**Task goal:** Determine how many lines of the records include "Bing", and answer with the number alone.

**Records supplied:**
** Start **

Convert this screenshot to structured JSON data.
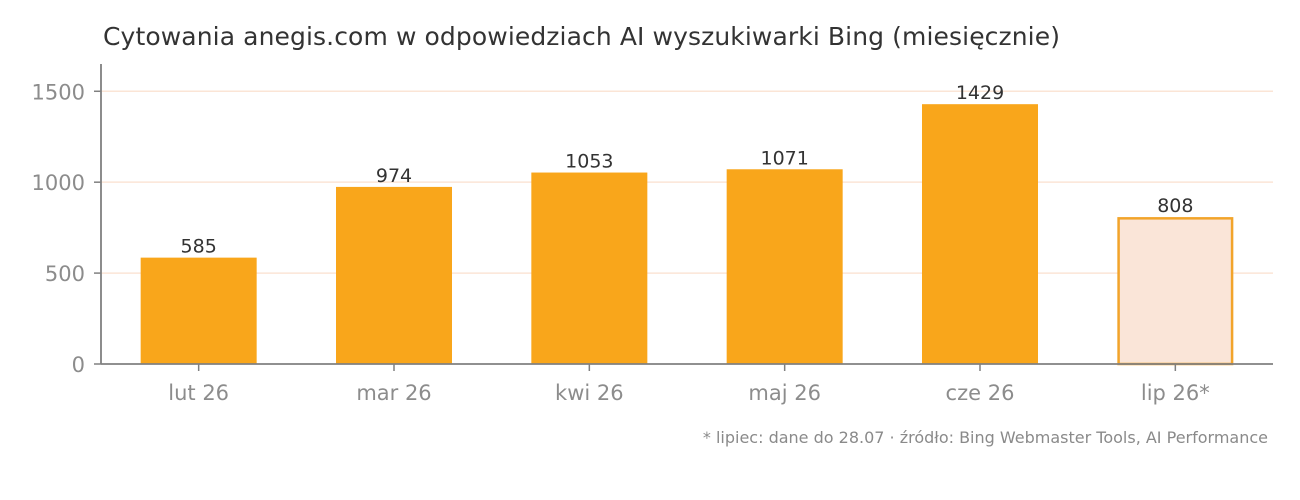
{
  "chart_data": {
    "type": "bar",
    "title": "Cytowania anegis.com w odpowiedziach AI wyszukiwarki Bing (miesięcznie)",
    "categories": [
      "lut 26",
      "mar 26",
      "kwi 26",
      "maj 26",
      "cze 26",
      "lip 26*"
    ],
    "values": [
      585,
      974,
      1053,
      1071,
      1429,
      808
    ],
    "partial": [
      false,
      false,
      false,
      false,
      false,
      true
    ],
    "xlabel": "",
    "ylabel": "",
    "ylim": [
      0,
      1650
    ],
    "yticks": [
      0,
      500,
      1000,
      1500
    ],
    "grid": true,
    "colors": {
      "bar": "#f9a61b",
      "partial_fill": "#fae5d8",
      "partial_stroke": "#f2a42a",
      "grid": "#fbe5d6",
      "axis": "#808080"
    }
  },
  "footnote": "* lipiec: dane do 28.07  ·  źródło: Bing Webmaster Tools, AI Performance"
}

** End **

**Exercise answer:** 2